Input records
▽

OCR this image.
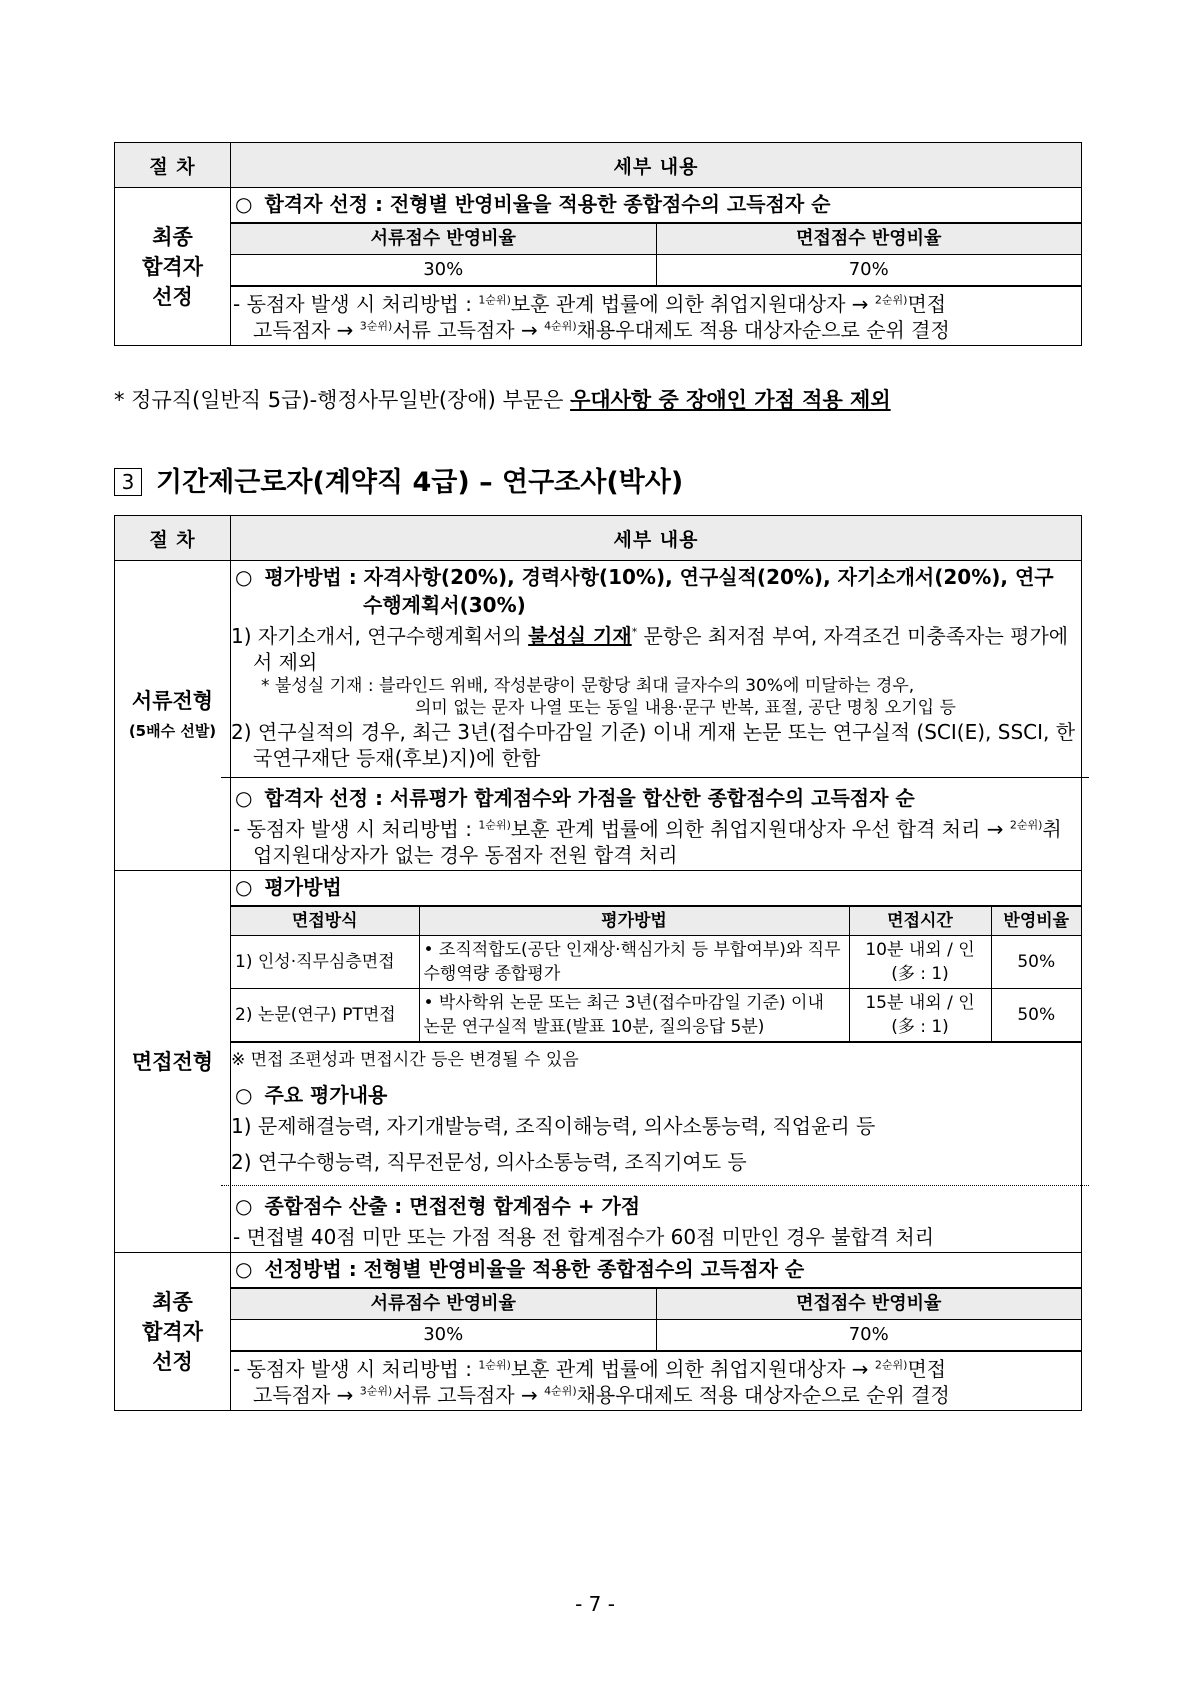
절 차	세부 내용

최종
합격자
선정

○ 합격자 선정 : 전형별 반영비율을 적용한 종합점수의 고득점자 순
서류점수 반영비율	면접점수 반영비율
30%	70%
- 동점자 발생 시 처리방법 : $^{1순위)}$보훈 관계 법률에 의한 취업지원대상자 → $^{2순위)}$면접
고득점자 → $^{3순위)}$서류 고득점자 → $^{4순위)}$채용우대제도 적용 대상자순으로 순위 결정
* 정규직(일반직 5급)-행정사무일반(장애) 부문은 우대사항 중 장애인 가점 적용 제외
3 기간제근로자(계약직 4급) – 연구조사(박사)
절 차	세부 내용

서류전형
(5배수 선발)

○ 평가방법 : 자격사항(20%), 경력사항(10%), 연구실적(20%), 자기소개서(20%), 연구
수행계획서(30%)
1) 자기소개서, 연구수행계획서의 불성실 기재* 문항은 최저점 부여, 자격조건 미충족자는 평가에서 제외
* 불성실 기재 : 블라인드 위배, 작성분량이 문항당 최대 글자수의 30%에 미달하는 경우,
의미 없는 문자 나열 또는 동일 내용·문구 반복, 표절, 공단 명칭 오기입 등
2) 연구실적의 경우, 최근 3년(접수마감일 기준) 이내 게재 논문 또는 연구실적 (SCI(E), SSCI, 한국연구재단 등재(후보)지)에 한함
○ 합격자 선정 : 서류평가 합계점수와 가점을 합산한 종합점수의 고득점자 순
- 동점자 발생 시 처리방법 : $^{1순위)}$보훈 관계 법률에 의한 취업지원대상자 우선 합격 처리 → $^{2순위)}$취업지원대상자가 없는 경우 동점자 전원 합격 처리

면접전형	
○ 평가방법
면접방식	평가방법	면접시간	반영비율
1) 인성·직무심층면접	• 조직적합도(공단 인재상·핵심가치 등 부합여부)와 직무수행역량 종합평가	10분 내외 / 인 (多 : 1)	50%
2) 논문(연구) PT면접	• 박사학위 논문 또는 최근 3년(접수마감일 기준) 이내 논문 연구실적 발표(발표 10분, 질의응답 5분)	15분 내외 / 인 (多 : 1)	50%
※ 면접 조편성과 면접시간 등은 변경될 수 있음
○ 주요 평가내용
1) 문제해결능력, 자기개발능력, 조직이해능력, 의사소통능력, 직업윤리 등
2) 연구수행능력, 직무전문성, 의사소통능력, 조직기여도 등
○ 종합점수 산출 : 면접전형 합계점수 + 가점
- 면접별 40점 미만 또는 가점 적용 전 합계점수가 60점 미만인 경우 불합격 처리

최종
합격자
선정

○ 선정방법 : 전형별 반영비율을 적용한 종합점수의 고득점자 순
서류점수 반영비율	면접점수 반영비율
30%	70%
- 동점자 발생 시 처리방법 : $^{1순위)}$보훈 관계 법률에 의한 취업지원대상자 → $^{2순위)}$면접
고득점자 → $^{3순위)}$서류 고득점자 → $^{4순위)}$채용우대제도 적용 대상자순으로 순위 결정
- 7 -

△

Instruction
Without the pictures, return all the records precisely as they stand.

Reply
OCR this image.
절 차	세부 내용

최종
합격자
선정

○ 합격자 선정 : 전형별 반영비율을 적용한 종합점수의 고득점자 순
서류점수 반영비율	면접점수 반영비율
30%	70%
- 동점자 발생 시 처리방법 : $^{1순위)}$보훈 관계 법률에 의한 취업지원대상자 → $^{2순위)}$면접
고득점자 → $^{3순위)}$서류 고득점자 → $^{4순위)}$채용우대제도 적용 대상자순으로 순위 결정
* 정규직(일반직 5급)-행정사무일반(장애) 부문은 우대사항 중 장애인 가점 적용 제외
3 기간제근로자(계약직 4급) – 연구조사(박사)
절 차	세부 내용

서류전형
(5배수 선발)

○ 평가방법 : 자격사항(20%), 경력사항(10%), 연구실적(20%), 자기소개서(20%), 연구
수행계획서(30%)
1) 자기소개서, 연구수행계획서의 불성실 기재* 문항은 최저점 부여, 자격조건 미충족자는 평가에서 제외
* 불성실 기재 : 블라인드 위배, 작성분량이 문항당 최대 글자수의 30%에 미달하는 경우,
의미 없는 문자 나열 또는 동일 내용·문구 반복, 표절, 공단 명칭 오기입 등
2) 연구실적의 경우, 최근 3년(접수마감일 기준) 이내 게재 논문 또는 연구실적 (SCI(E), SSCI, 한국연구재단 등재(후보)지)에 한함
○ 합격자 선정 : 서류평가 합계점수와 가점을 합산한 종합점수의 고득점자 순
- 동점자 발생 시 처리방법 : $^{1순위)}$보훈 관계 법률에 의한 취업지원대상자 우선 합격 처리 → $^{2순위)}$취업지원대상자가 없는 경우 동점자 전원 합격 처리

면접전형	
○ 평가방법
면접방식	평가방법	면접시간	반영비율
1) 인성·직무심층면접	• 조직적합도(공단 인재상·핵심가치 등 부합여부)와 직무수행역량 종합평가	10분 내외 / 인 (多 : 1)	50%
2) 논문(연구) PT면접	• 박사학위 논문 또는 최근 3년(접수마감일 기준) 이내 논문 연구실적 발표(발표 10분, 질의응답 5분)	15분 내외 / 인 (多 : 1)	50%
※ 면접 조편성과 면접시간 등은 변경될 수 있음
○ 주요 평가내용
1) 문제해결능력, 자기개발능력, 조직이해능력, 의사소통능력, 직업윤리 등
2) 연구수행능력, 직무전문성, 의사소통능력, 조직기여도 등
○ 종합점수 산출 : 면접전형 합계점수 + 가점
- 면접별 40점 미만 또는 가점 적용 전 합계점수가 60점 미만인 경우 불합격 처리

최종
합격자
선정

○ 선정방법 : 전형별 반영비율을 적용한 종합점수의 고득점자 순
서류점수 반영비율	면접점수 반영비율
30%	70%
- 동점자 발생 시 처리방법 : $^{1순위)}$보훈 관계 법률에 의한 취업지원대상자 → $^{2순위)}$면접
고득점자 → $^{3순위)}$서류 고득점자 → $^{4순위)}$채용우대제도 적용 대상자순으로 순위 결정
- 7 -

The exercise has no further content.